(Source data)
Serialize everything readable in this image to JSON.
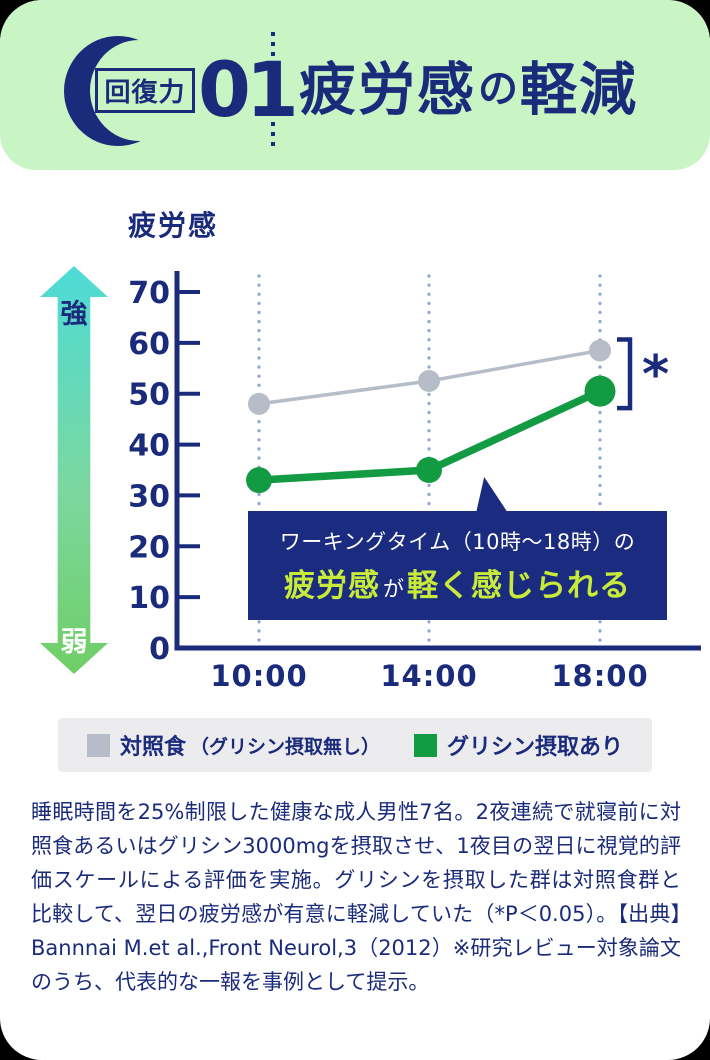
{
  "header": {
    "badge_label": "回復力",
    "badge_number": "01",
    "title_parts": [
      "疲労感",
      "の",
      "軽減"
    ]
  },
  "chart": {
    "title": "疲労感",
    "strong_label": "強",
    "weak_label": "弱",
    "significance_label": "*"
  },
  "chart_data": {
    "type": "line",
    "title": "疲労感",
    "categories": [
      "10:00",
      "14:00",
      "18:00"
    ],
    "series": [
      {
        "name": "対照食",
        "name_sub": "（グリシン摂取無し）",
        "color": "#b6bcc8",
        "values": [
          48,
          52.5,
          58.5
        ],
        "line_width": 3.5,
        "point_radii": [
          11,
          11,
          11
        ]
      },
      {
        "name": "グリシン摂取あり",
        "name_sub": "",
        "color": "#129b43",
        "values": [
          33,
          35,
          50.5
        ],
        "line_width": 7.5,
        "point_radii": [
          13,
          13,
          15.5
        ]
      }
    ],
    "ylim": [
      0,
      70
    ],
    "yticks": [
      0,
      10,
      20,
      30,
      40,
      50,
      60,
      70
    ],
    "ylabel": "疲労感",
    "xlabel": "",
    "grid": "dotted-vertical-at-categories",
    "legend_position": "bottom",
    "annotation": "* significant difference between series at 18:00 (P<0.05)"
  },
  "callout": {
    "line1": "ワーキングタイム（10時～18時）の",
    "line2_highlight1": "疲労感",
    "line2_normal": "が",
    "line2_highlight2": "軽く感じられる"
  },
  "footnote": {
    "text": "睡眠時間を25%制限した健康な成人男性7名。2夜連続で就寝前に対照食あるいはグリシン3000mgを摂取させ、1夜目の翌日に視覚的評価スケールによる評価を実施。グリシンを摂取した群は対照食群と比較して、翌日の疲労感が有意に軽減していた（*P＜0.05）。【出典】Bannnai M.et al.,Front Neurol,3（2012）※研究レビュー対象論文のうち、代表的な一報を事例として提示。"
  },
  "colors": {
    "navy": "#1b2b7b",
    "callout_bg": "#1a2b80",
    "header_bg": "#c9f5c4",
    "legend_bg": "#ececee",
    "grid_dots": "#8fa6d6",
    "series_gray": "#b6bcc8",
    "series_green": "#129b43",
    "highlight_lime": "#c7eb38",
    "arrow_top": "#4ddbd6",
    "arrow_bottom": "#70ce66"
  }
}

--- Set exercise ---
All of the material above is to be copied exactly, except for its images.

--- Result ---
Serialize everything readable in this image to JSON.
{
  "header": {
    "badge_label": "回復力",
    "badge_number": "01",
    "title_parts": [
      "疲労感",
      "の",
      "軽減"
    ]
  },
  "chart": {
    "title": "疲労感",
    "strong_label": "強",
    "weak_label": "弱",
    "significance_label": "*"
  },
  "chart_data": {
    "type": "line",
    "title": "疲労感",
    "categories": [
      "10:00",
      "14:00",
      "18:00"
    ],
    "series": [
      {
        "name": "対照食",
        "name_sub": "（グリシン摂取無し）",
        "color": "#b6bcc8",
        "values": [
          48,
          52.5,
          58.5
        ],
        "line_width": 3.5,
        "point_radii": [
          11,
          11,
          11
        ]
      },
      {
        "name": "グリシン摂取あり",
        "name_sub": "",
        "color": "#129b43",
        "values": [
          33,
          35,
          50.5
        ],
        "line_width": 7.5,
        "point_radii": [
          13,
          13,
          15.5
        ]
      }
    ],
    "ylim": [
      0,
      70
    ],
    "yticks": [
      0,
      10,
      20,
      30,
      40,
      50,
      60,
      70
    ],
    "ylabel": "疲労感",
    "xlabel": "",
    "grid": "dotted-vertical-at-categories",
    "legend_position": "bottom",
    "annotation": "* significant difference between series at 18:00 (P<0.05)"
  },
  "callout": {
    "line1": "ワーキングタイム（10時～18時）の",
    "line2_highlight1": "疲労感",
    "line2_normal": "が",
    "line2_highlight2": "軽く感じられる"
  },
  "footnote": {
    "text": "睡眠時間を25%制限した健康な成人男性7名。2夜連続で就寝前に対照食あるいはグリシン3000mgを摂取させ、1夜目の翌日に視覚的評価スケールによる評価を実施。グリシンを摂取した群は対照食群と比較して、翌日の疲労感が有意に軽減していた（*P＜0.05）。【出典】Bannnai M.et al.,Front Neurol,3（2012）※研究レビュー対象論文のうち、代表的な一報を事例として提示。"
  },
  "colors": {
    "navy": "#1b2b7b",
    "callout_bg": "#1a2b80",
    "header_bg": "#c9f5c4",
    "legend_bg": "#ececee",
    "grid_dots": "#8fa6d6",
    "series_gray": "#b6bcc8",
    "series_green": "#129b43",
    "highlight_lime": "#c7eb38",
    "arrow_top": "#4ddbd6",
    "arrow_bottom": "#70ce66"
  }
}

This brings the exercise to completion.